Your instructions —
Reproduce each record below exactly as written.

* * * * *

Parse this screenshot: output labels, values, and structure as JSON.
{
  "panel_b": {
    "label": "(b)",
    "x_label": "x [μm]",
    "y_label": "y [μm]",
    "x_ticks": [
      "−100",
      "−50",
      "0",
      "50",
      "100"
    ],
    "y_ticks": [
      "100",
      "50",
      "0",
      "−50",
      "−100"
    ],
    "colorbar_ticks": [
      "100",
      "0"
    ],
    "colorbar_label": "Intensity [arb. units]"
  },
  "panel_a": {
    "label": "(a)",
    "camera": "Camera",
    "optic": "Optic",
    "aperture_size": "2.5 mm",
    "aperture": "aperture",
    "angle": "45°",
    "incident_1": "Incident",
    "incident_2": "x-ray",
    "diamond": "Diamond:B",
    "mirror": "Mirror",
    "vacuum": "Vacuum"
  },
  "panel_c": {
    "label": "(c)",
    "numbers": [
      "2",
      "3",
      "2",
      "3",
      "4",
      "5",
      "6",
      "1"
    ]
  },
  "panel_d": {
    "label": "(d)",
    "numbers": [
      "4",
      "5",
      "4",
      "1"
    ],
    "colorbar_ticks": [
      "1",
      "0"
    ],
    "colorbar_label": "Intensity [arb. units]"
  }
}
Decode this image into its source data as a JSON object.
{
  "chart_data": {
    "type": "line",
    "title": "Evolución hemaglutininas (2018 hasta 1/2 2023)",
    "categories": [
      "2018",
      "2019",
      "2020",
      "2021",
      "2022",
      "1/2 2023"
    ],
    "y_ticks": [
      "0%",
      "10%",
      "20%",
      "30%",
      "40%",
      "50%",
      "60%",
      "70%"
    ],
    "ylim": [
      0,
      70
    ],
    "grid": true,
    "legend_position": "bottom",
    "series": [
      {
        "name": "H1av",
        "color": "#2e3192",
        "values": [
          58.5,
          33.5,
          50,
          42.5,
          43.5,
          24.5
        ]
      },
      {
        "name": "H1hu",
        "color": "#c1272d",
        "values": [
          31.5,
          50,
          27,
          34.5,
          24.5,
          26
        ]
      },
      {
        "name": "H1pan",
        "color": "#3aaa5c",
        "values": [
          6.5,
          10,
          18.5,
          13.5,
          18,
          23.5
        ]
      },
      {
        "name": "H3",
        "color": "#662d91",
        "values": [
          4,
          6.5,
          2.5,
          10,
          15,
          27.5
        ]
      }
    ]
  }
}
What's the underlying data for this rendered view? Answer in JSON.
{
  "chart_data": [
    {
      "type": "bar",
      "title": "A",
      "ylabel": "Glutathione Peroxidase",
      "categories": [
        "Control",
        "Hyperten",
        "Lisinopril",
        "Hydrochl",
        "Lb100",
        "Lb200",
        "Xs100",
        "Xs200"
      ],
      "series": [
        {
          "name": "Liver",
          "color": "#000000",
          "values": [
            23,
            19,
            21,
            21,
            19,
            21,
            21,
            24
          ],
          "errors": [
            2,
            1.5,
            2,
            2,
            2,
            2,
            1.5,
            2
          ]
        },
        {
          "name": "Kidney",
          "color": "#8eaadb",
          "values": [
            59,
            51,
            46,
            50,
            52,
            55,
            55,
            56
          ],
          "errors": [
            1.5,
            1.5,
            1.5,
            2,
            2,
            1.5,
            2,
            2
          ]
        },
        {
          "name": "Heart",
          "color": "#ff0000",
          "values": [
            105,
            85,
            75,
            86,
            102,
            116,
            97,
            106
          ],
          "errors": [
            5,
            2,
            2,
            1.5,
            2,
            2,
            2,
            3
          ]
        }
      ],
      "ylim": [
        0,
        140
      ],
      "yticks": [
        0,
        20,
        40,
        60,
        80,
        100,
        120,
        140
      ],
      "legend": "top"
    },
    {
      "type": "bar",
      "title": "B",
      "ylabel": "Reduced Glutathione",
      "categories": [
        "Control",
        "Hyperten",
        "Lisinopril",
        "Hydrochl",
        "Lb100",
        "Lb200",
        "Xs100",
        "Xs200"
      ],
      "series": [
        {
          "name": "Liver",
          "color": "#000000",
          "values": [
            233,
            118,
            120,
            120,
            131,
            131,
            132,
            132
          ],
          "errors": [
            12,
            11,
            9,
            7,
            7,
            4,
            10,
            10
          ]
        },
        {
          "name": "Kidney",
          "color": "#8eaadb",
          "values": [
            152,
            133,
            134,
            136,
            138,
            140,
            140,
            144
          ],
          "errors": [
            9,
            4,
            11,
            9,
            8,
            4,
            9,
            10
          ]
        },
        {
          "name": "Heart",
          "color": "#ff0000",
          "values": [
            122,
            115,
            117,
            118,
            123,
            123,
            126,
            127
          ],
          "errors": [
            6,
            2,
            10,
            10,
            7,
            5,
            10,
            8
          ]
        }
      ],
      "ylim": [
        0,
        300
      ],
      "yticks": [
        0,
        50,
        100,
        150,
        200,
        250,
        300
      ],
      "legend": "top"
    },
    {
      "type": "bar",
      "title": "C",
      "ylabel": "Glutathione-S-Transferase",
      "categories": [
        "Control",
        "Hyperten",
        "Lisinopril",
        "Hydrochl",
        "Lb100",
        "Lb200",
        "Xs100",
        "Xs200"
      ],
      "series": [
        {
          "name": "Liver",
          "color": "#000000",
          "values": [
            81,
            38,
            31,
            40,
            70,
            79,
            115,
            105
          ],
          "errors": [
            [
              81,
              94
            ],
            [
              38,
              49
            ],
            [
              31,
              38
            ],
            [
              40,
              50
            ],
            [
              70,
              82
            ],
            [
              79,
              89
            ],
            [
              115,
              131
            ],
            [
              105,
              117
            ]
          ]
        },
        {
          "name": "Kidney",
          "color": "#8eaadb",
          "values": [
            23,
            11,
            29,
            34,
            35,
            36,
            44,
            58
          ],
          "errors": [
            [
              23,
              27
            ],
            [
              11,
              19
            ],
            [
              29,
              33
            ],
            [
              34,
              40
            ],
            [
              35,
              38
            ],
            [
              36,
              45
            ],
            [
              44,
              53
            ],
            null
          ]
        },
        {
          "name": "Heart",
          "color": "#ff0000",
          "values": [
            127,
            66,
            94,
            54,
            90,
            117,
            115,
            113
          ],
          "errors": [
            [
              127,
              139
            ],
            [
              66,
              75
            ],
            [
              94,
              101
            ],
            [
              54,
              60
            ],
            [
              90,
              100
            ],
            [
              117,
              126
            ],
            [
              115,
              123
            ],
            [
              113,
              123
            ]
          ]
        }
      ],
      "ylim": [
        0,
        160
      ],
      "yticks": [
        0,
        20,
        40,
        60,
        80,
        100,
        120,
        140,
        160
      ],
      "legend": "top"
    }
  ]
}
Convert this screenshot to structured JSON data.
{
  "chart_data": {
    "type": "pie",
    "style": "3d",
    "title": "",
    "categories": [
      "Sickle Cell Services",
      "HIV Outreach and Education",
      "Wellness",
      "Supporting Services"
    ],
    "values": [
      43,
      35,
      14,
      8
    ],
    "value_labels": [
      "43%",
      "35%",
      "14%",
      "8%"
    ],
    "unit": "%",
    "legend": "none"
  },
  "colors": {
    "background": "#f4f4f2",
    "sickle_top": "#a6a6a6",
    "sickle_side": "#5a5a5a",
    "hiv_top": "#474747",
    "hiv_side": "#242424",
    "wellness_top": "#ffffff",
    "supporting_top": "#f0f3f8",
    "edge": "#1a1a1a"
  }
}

* * * * *

The result —
Parse this screenshot: output labels, values, and structure as JSON.
{
  "panel_b": {
    "label": "(b)",
    "x_label": "x [μm]",
    "y_label": "y [μm]",
    "x_ticks": [
      "−100",
      "−50",
      "0",
      "50",
      "100"
    ],
    "y_ticks": [
      "100",
      "50",
      "0",
      "−50",
      "−100"
    ],
    "colorbar_ticks": [
      "100",
      "0"
    ],
    "colorbar_label": "Intensity [arb. units]"
  },
  "panel_a": {
    "label": "(a)",
    "camera": "Camera",
    "optic": "Optic",
    "aperture_size": "2.5 mm",
    "aperture": "aperture",
    "angle": "45°",
    "incident_1": "Incident",
    "incident_2": "x-ray",
    "diamond": "Diamond:B",
    "mirror": "Mirror",
    "vacuum": "Vacuum"
  },
  "panel_c": {
    "label": "(c)",
    "numbers": [
      "2",
      "3",
      "2",
      "3",
      "4",
      "5",
      "6",
      "1"
    ]
  },
  "panel_d": {
    "label": "(d)",
    "numbers": [
      "4",
      "5",
      "4",
      "1"
    ],
    "colorbar_ticks": [
      "1",
      "0"
    ],
    "colorbar_label": "Intensity [arb. units]"
  }
}
Decode this image into its source data as a JSON object.
{
  "chart_data": {
    "type": "line",
    "title": "Evolución hemaglutininas (2018 hasta 1/2 2023)",
    "categories": [
      "2018",
      "2019",
      "2020",
      "2021",
      "2022",
      "1/2 2023"
    ],
    "y_ticks": [
      "0%",
      "10%",
      "20%",
      "30%",
      "40%",
      "50%",
      "60%",
      "70%"
    ],
    "ylim": [
      0,
      70
    ],
    "grid": true,
    "legend_position": "bottom",
    "series": [
      {
        "name": "H1av",
        "color": "#2e3192",
        "values": [
          58.5,
          33.5,
          50,
          42.5,
          43.5,
          24.5
        ]
      },
      {
        "name": "H1hu",
        "color": "#c1272d",
        "values": [
          31.5,
          50,
          27,
          34.5,
          24.5,
          26
        ]
      },
      {
        "name": "H1pan",
        "color": "#3aaa5c",
        "values": [
          6.5,
          10,
          18.5,
          13.5,
          18,
          23.5
        ]
      },
      {
        "name": "H3",
        "color": "#662d91",
        "values": [
          4,
          6.5,
          2.5,
          10,
          15,
          27.5
        ]
      }
    ]
  }
}
What's the underlying data for this rendered view? Answer in JSON.
{
  "chart_data": [
    {
      "type": "bar",
      "title": "A",
      "ylabel": "Glutathione Peroxidase",
      "categories": [
        "Control",
        "Hyperten",
        "Lisinopril",
        "Hydrochl",
        "Lb100",
        "Lb200",
        "Xs100",
        "Xs200"
      ],
      "series": [
        {
          "name": "Liver",
          "color": "#000000",
          "values": [
            23,
            19,
            21,
            21,
            19,
            21,
            21,
            24
          ],
          "errors": [
            2,
            1.5,
            2,
            2,
            2,
            2,
            1.5,
            2
          ]
        },
        {
          "name": "Kidney",
          "color": "#8eaadb",
          "values": [
            59,
            51,
            46,
            50,
            52,
            55,
            55,
            56
          ],
          "errors": [
            1.5,
            1.5,
            1.5,
            2,
            2,
            1.5,
            2,
            2
          ]
        },
        {
          "name": "Heart",
          "color": "#ff0000",
          "values": [
            105,
            85,
            75,
            86,
            102,
            116,
            97,
            106
          ],
          "errors": [
            5,
            2,
            2,
            1.5,
            2,
            2,
            2,
            3
          ]
        }
      ],
      "ylim": [
        0,
        140
      ],
      "yticks": [
        0,
        20,
        40,
        60,
        80,
        100,
        120,
        140
      ],
      "legend": "top"
    },
    {
      "type": "bar",
      "title": "B",
      "ylabel": "Reduced Glutathione",
      "categories": [
        "Control",
        "Hyperten",
        "Lisinopril",
        "Hydrochl",
        "Lb100",
        "Lb200",
        "Xs100",
        "Xs200"
      ],
      "series": [
        {
          "name": "Liver",
          "color": "#000000",
          "values": [
            233,
            118,
            120,
            120,
            131,
            131,
            132,
            132
          ],
          "errors": [
            12,
            11,
            9,
            7,
            7,
            4,
            10,
            10
          ]
        },
        {
          "name": "Kidney",
          "color": "#8eaadb",
          "values": [
            152,
            133,
            134,
            136,
            138,
            140,
            140,
            144
          ],
          "errors": [
            9,
            4,
            11,
            9,
            8,
            4,
            9,
            10
          ]
        },
        {
          "name": "Heart",
          "color": "#ff0000",
          "values": [
            122,
            115,
            117,
            118,
            123,
            123,
            126,
            127
          ],
          "errors": [
            6,
            2,
            10,
            10,
            7,
            5,
            10,
            8
          ]
        }
      ],
      "ylim": [
        0,
        300
      ],
      "yticks": [
        0,
        50,
        100,
        150,
        200,
        250,
        300
      ],
      "legend": "top"
    },
    {
      "type": "bar",
      "title": "C",
      "ylabel": "Glutathione-S-Transferase",
      "categories": [
        "Control",
        "Hyperten",
        "Lisinopril",
        "Hydrochl",
        "Lb100",
        "Lb200",
        "Xs100",
        "Xs200"
      ],
      "series": [
        {
          "name": "Liver",
          "color": "#000000",
          "values": [
            81,
            38,
            31,
            40,
            70,
            79,
            115,
            105
          ],
          "errors": [
            [
              81,
              94
            ],
            [
              38,
              49
            ],
            [
              31,
              38
            ],
            [
              40,
              50
            ],
            [
              70,
              82
            ],
            [
              79,
              89
            ],
            [
              115,
              131
            ],
            [
              105,
              117
            ]
          ]
        },
        {
          "name": "Kidney",
          "color": "#8eaadb",
          "values": [
            23,
            11,
            29,
            34,
            35,
            36,
            44,
            58
          ],
          "errors": [
            [
              23,
              27
            ],
            [
              11,
              19
            ],
            [
              29,
              33
            ],
            [
              34,
              40
            ],
            [
              35,
              38
            ],
            [
              36,
              45
            ],
            [
              44,
              53
            ],
            null
          ]
        },
        {
          "name": "Heart",
          "color": "#ff0000",
          "values": [
            127,
            66,
            94,
            54,
            90,
            117,
            115,
            113
          ],
          "errors": [
            [
              127,
              139
            ],
            [
              66,
              75
            ],
            [
              94,
              101
            ],
            [
              54,
              60
            ],
            [
              90,
              100
            ],
            [
              117,
              126
            ],
            [
              115,
              123
            ],
            [
              113,
              123
            ]
          ]
        }
      ],
      "ylim": [
        0,
        160
      ],
      "yticks": [
        0,
        20,
        40,
        60,
        80,
        100,
        120,
        140,
        160
      ],
      "legend": "top"
    }
  ]
}
Convert this screenshot to structured JSON data.
{
  "chart_data": {
    "type": "pie",
    "style": "3d",
    "title": "",
    "categories": [
      "Sickle Cell Services",
      "HIV Outreach and Education",
      "Wellness",
      "Supporting Services"
    ],
    "values": [
      43,
      35,
      14,
      8
    ],
    "value_labels": [
      "43%",
      "35%",
      "14%",
      "8%"
    ],
    "unit": "%",
    "legend": "none"
  },
  "colors": {
    "background": "#f4f4f2",
    "sickle_top": "#a6a6a6",
    "sickle_side": "#5a5a5a",
    "hiv_top": "#474747",
    "hiv_side": "#242424",
    "wellness_top": "#ffffff",
    "supporting_top": "#f0f3f8",
    "edge": "#1a1a1a"
  }
}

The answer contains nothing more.